OBJECTIVE — From the entries provided below, copy each line that contains the word "Kunden".

DATA ENTRIES —
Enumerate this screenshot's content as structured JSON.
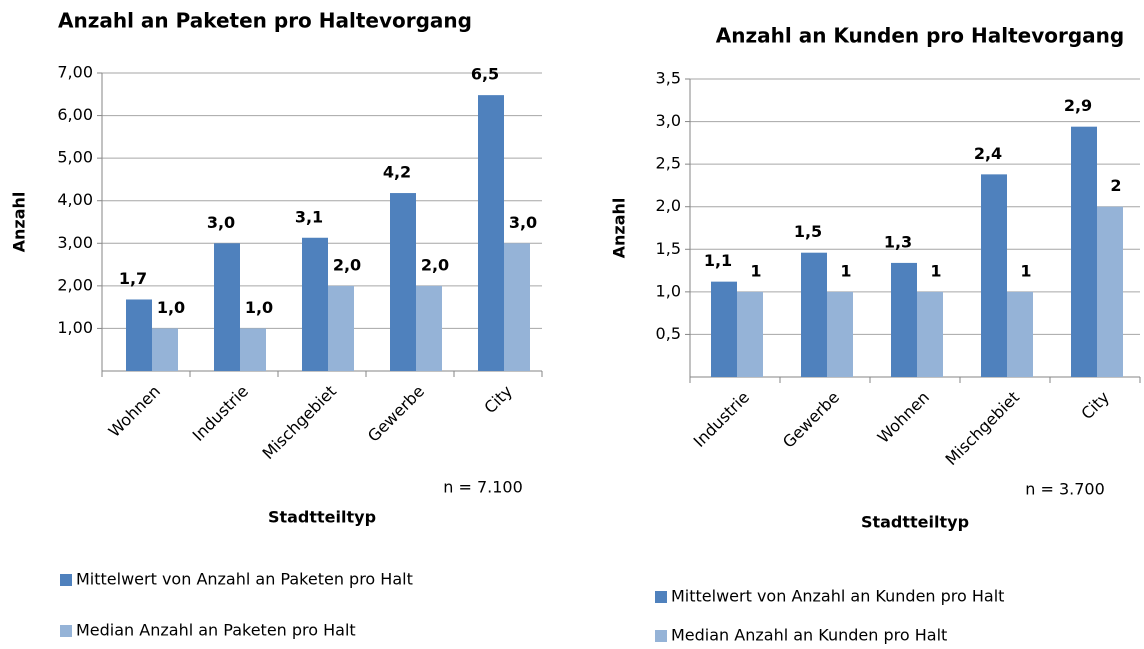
{
  "chart_data": [
    {
      "type": "bar",
      "title": "Anzahl an Paketen pro Haltevorgang",
      "x_label": "Stadtteiltyp",
      "y_label": "Anzahl",
      "annotation": "n = 7.100",
      "categories": [
        "Wohnen",
        "Industrie",
        "Mischgebiet",
        "Gewerbe",
        "City"
      ],
      "series": [
        {
          "name": "Mittelwert von Anzahl an Paketen pro Halt",
          "color": "#4f81bd",
          "values": [
            1.68,
            3.0,
            3.13,
            4.18,
            6.48
          ],
          "value_labels": [
            "1,7",
            "3,0",
            "3,1",
            "4,2",
            "6,5"
          ]
        },
        {
          "name": "Median Anzahl an Paketen pro Halt",
          "color": "#95b3d7",
          "values": [
            1,
            1,
            2,
            2,
            3
          ],
          "value_labels": [
            "1,0",
            "1,0",
            "2,0",
            "2,0",
            "3,0"
          ]
        }
      ],
      "ylim": [
        0,
        7
      ],
      "yticks": [
        {
          "value": 1,
          "label": "1,00"
        },
        {
          "value": 2,
          "label": "2,00"
        },
        {
          "value": 3,
          "label": "3,00"
        },
        {
          "value": 4,
          "label": "4,00"
        },
        {
          "value": 5,
          "label": "5,00"
        },
        {
          "value": 6,
          "label": "6,00"
        },
        {
          "value": 7,
          "label": "7,00"
        }
      ],
      "grid": true
    },
    {
      "type": "bar",
      "title": "Anzahl an Kunden pro Haltevorgang",
      "x_label": "Stadtteiltyp",
      "y_label": "Anzahl",
      "annotation": "n = 3.700",
      "categories": [
        "Industrie",
        "Gewerbe",
        "Wohnen",
        "Mischgebiet",
        "City"
      ],
      "series": [
        {
          "name": "Mittelwert von Anzahl an Kunden pro Halt",
          "color": "#4f81bd",
          "values": [
            1.12,
            1.46,
            1.34,
            2.38,
            2.94
          ],
          "value_labels": [
            "1,1",
            "1,5",
            "1,3",
            "2,4",
            "2,9"
          ]
        },
        {
          "name": "Median Anzahl an Kunden pro Halt",
          "color": "#95b3d7",
          "values": [
            1,
            1,
            1,
            1,
            2
          ]
        }
      ],
      "ylim": [
        0,
        3.5
      ],
      "yticks": [
        {
          "value": 0.5,
          "label": "0,5"
        },
        {
          "value": 1,
          "label": "1,0"
        },
        {
          "value": 1.5,
          "label": "1,5"
        },
        {
          "value": 2,
          "label": "2,0"
        },
        {
          "value": 2.5,
          "label": "2,5"
        },
        {
          "value": 3,
          "label": "3,0"
        },
        {
          "value": 3.5,
          "label": "3,5"
        }
      ],
      "grid": true
    }
  ]
}
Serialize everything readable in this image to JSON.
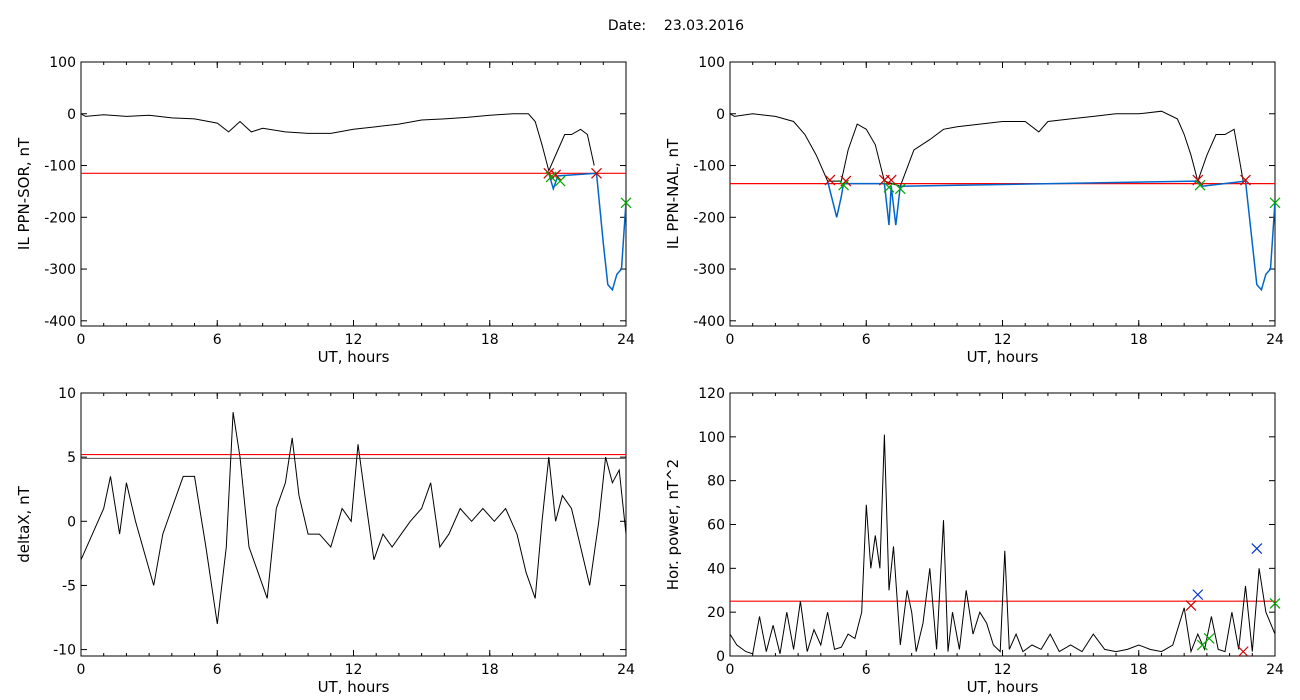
{
  "date_label": "Date:",
  "date_value": "23.03.2016",
  "chart_data": [
    {
      "type": "line",
      "ylabel": "IL PPN-SOR, nT",
      "xlabel": "UT, hours",
      "xlim": [
        0,
        24
      ],
      "ylim": [
        -410,
        100
      ],
      "xticks": [
        0,
        6,
        12,
        18,
        24
      ],
      "yticks": [
        -400,
        -300,
        -200,
        -100,
        0,
        100
      ],
      "grid": false,
      "series": [
        {
          "line_color": "#000000",
          "x": [
            0,
            0.2,
            1,
            2,
            3,
            4,
            5,
            6,
            6.5,
            7,
            7.5,
            8,
            9,
            10,
            11,
            12,
            13,
            14,
            15,
            16,
            17,
            18,
            19,
            19.7,
            20.0,
            20.3,
            20.6,
            21.0,
            21.3,
            21.6,
            22.0,
            22.3,
            22.6
          ],
          "y": [
            0,
            -5,
            -2,
            -5,
            -3,
            -8,
            -10,
            -18,
            -35,
            -15,
            -35,
            -28,
            -35,
            -38,
            -38,
            -30,
            -25,
            -20,
            -12,
            -10,
            -7,
            -3,
            0,
            0,
            -15,
            -60,
            -110,
            -70,
            -40,
            -40,
            -30,
            -40,
            -100
          ]
        },
        {
          "line_color": "#0066cc",
          "x": [
            20.6,
            20.8,
            21.0,
            22.7,
            23.0,
            23.2,
            23.4,
            23.6,
            23.8,
            24.0
          ],
          "y": [
            -115,
            -145,
            -120,
            -115,
            -250,
            -330,
            -340,
            -310,
            -300,
            -170
          ]
        }
      ],
      "threshold": -115,
      "threshold_color": "#ff0000",
      "markers": [
        {
          "x": 20.6,
          "y": -115,
          "color": "#cc0000"
        },
        {
          "x": 20.9,
          "y": -118,
          "color": "#cc0000"
        },
        {
          "x": 20.7,
          "y": -122,
          "color": "#00aa00"
        },
        {
          "x": 21.1,
          "y": -130,
          "color": "#00aa00"
        },
        {
          "x": 22.7,
          "y": -115,
          "color": "#cc0000"
        },
        {
          "x": 24.0,
          "y": -172,
          "color": "#00aa00"
        }
      ]
    },
    {
      "type": "line",
      "ylabel": "IL PPN-NAL, nT",
      "xlabel": "UT, hours",
      "xlim": [
        0,
        24
      ],
      "ylim": [
        -410,
        100
      ],
      "xticks": [
        0,
        6,
        12,
        18,
        24
      ],
      "yticks": [
        -400,
        -300,
        -200,
        -100,
        0,
        100
      ],
      "grid": false,
      "series": [
        {
          "line_color": "#000000",
          "x": [
            0,
            0.2,
            1,
            2,
            2.8,
            3.3,
            3.8,
            4.3,
            4.9,
            5.2,
            5.6,
            6.0,
            6.4,
            6.8,
            7.5,
            8.1,
            8.8,
            9.4,
            10,
            11,
            12,
            13,
            13.6,
            14,
            15,
            16,
            17,
            18,
            19,
            19.7,
            20.0,
            20.3,
            20.6,
            21.0,
            21.4,
            21.8,
            22.2,
            22.6
          ],
          "y": [
            0,
            -5,
            0,
            -5,
            -15,
            -40,
            -80,
            -130,
            -130,
            -70,
            -20,
            -30,
            -60,
            -130,
            -140,
            -70,
            -50,
            -30,
            -25,
            -20,
            -15,
            -15,
            -35,
            -15,
            -10,
            -5,
            0,
            0,
            5,
            -10,
            -40,
            -80,
            -130,
            -80,
            -40,
            -40,
            -30,
            -130
          ]
        },
        {
          "line_color": "#0066cc",
          "x": [
            4.3,
            4.7,
            4.9,
            5.0,
            6.8,
            7.0,
            7.1,
            7.3,
            7.5,
            20.6,
            20.8,
            22.7,
            23.0,
            23.2,
            23.4,
            23.6,
            23.8,
            24.0
          ],
          "y": [
            -130,
            -200,
            -160,
            -135,
            -135,
            -215,
            -140,
            -215,
            -140,
            -130,
            -140,
            -130,
            -250,
            -330,
            -340,
            -310,
            -300,
            -170
          ]
        }
      ],
      "threshold": -135,
      "threshold_color": "#ff0000",
      "markers": [
        {
          "x": 4.4,
          "y": -128,
          "color": "#cc0000"
        },
        {
          "x": 5.1,
          "y": -130,
          "color": "#cc0000"
        },
        {
          "x": 5.0,
          "y": -138,
          "color": "#00aa00"
        },
        {
          "x": 6.8,
          "y": -128,
          "color": "#cc0000"
        },
        {
          "x": 7.1,
          "y": -128,
          "color": "#cc0000"
        },
        {
          "x": 7.0,
          "y": -142,
          "color": "#00aa00"
        },
        {
          "x": 7.5,
          "y": -145,
          "color": "#00aa00"
        },
        {
          "x": 20.6,
          "y": -128,
          "color": "#cc0000"
        },
        {
          "x": 20.7,
          "y": -138,
          "color": "#00aa00"
        },
        {
          "x": 22.7,
          "y": -128,
          "color": "#cc0000"
        },
        {
          "x": 24.0,
          "y": -172,
          "color": "#00aa00"
        }
      ]
    },
    {
      "type": "line",
      "ylabel": "deltaX, nT",
      "xlabel": "UT, hours",
      "xlim": [
        0,
        24
      ],
      "ylim": [
        -10.5,
        10
      ],
      "xticks": [
        0,
        6,
        12,
        18,
        24
      ],
      "yticks": [
        -10,
        -5,
        0,
        5,
        10
      ],
      "grid": false,
      "series": [
        {
          "line_color": "#000000",
          "x": [
            0,
            0.5,
            1.0,
            1.3,
            1.7,
            2.0,
            2.4,
            2.8,
            3.2,
            3.6,
            4.0,
            4.5,
            5.0,
            5.5,
            6.0,
            6.4,
            6.7,
            7.0,
            7.4,
            7.8,
            8.2,
            8.6,
            9.0,
            9.3,
            9.6,
            10.0,
            10.5,
            11.0,
            11.5,
            11.9,
            12.2,
            12.5,
            12.9,
            13.3,
            13.7,
            14.1,
            14.5,
            15.0,
            15.4,
            15.8,
            16.2,
            16.7,
            17.2,
            17.7,
            18.2,
            18.7,
            19.2,
            19.6,
            20.0,
            20.3,
            20.6,
            20.9,
            21.2,
            21.6,
            22.0,
            22.4,
            22.8,
            23.1,
            23.4,
            23.7,
            24.0
          ],
          "y": [
            -3,
            -1,
            1,
            3.5,
            -1,
            3,
            0,
            -2.5,
            -5,
            -1,
            1,
            3.5,
            3.5,
            -2,
            -8,
            -2,
            8.5,
            5,
            -2,
            -4,
            -6,
            1,
            3,
            6.5,
            2,
            -1,
            -1,
            -2,
            1,
            0,
            6,
            2,
            -3,
            -1,
            -2,
            -1,
            0,
            1,
            3,
            -2,
            -1,
            1,
            0,
            1,
            0,
            1,
            -1,
            -4,
            -6,
            0,
            5,
            0,
            2,
            1,
            -2,
            -5,
            0,
            5,
            3,
            4,
            -1
          ]
        }
      ],
      "threshold": 5.2,
      "threshold_color": "#ff0000",
      "threshold2": 4.9,
      "threshold2_color": "#555555",
      "markers": []
    },
    {
      "type": "line",
      "ylabel": "Hor. power, nT^2",
      "xlabel": "UT, hours",
      "xlim": [
        0,
        24
      ],
      "ylim": [
        0,
        120
      ],
      "xticks": [
        0,
        6,
        12,
        18,
        24
      ],
      "yticks": [
        0,
        20,
        40,
        60,
        80,
        100,
        120
      ],
      "grid": false,
      "series": [
        {
          "line_color": "#000000",
          "x": [
            0,
            0.3,
            0.7,
            1.0,
            1.3,
            1.6,
            1.9,
            2.2,
            2.5,
            2.8,
            3.1,
            3.4,
            3.7,
            4.0,
            4.3,
            4.6,
            4.9,
            5.2,
            5.5,
            5.8,
            6.0,
            6.2,
            6.4,
            6.6,
            6.8,
            7.0,
            7.2,
            7.5,
            7.8,
            8.0,
            8.2,
            8.5,
            8.8,
            9.1,
            9.4,
            9.6,
            9.8,
            10.1,
            10.4,
            10.7,
            11.0,
            11.3,
            11.6,
            11.9,
            12.1,
            12.3,
            12.6,
            12.9,
            13.3,
            13.7,
            14.1,
            14.5,
            15.0,
            15.5,
            16.0,
            16.5,
            17.0,
            17.5,
            18.0,
            18.5,
            19.0,
            19.5,
            20.0,
            20.3,
            20.6,
            20.9,
            21.2,
            21.5,
            21.8,
            22.1,
            22.4,
            22.7,
            23.0,
            23.3,
            23.6,
            24.0
          ],
          "y": [
            10,
            5,
            2,
            1,
            18,
            2,
            14,
            1,
            20,
            3,
            25,
            2,
            12,
            5,
            20,
            3,
            4,
            10,
            8,
            20,
            69,
            40,
            55,
            40,
            101,
            30,
            50,
            5,
            30,
            20,
            2,
            15,
            40,
            3,
            62,
            2,
            20,
            3,
            30,
            10,
            20,
            15,
            5,
            2,
            48,
            3,
            10,
            2,
            5,
            3,
            10,
            2,
            5,
            2,
            10,
            3,
            2,
            3,
            5,
            3,
            2,
            5,
            22,
            2,
            10,
            3,
            18,
            3,
            2,
            20,
            3,
            32,
            2,
            40,
            20,
            10
          ]
        }
      ],
      "threshold": 25,
      "threshold_color": "#ff0000",
      "markers": [
        {
          "x": 20.3,
          "y": 23,
          "color": "#cc0000"
        },
        {
          "x": 20.6,
          "y": 28,
          "color": "#0033cc"
        },
        {
          "x": 20.8,
          "y": 5,
          "color": "#00aa00"
        },
        {
          "x": 21.1,
          "y": 8,
          "color": "#00aa00"
        },
        {
          "x": 22.6,
          "y": 2,
          "color": "#cc0000"
        },
        {
          "x": 23.2,
          "y": 49,
          "color": "#0033cc"
        },
        {
          "x": 24.0,
          "y": 24,
          "color": "#00aa00"
        }
      ]
    }
  ]
}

EXERCISE SOLUTION —
      "title": "Anzahl an Kunden pro Haltevorgang",
          "name": "Mittelwert von Anzahl an Kunden pro Halt",
          "name": "Median Anzahl an Kunden pro Halt",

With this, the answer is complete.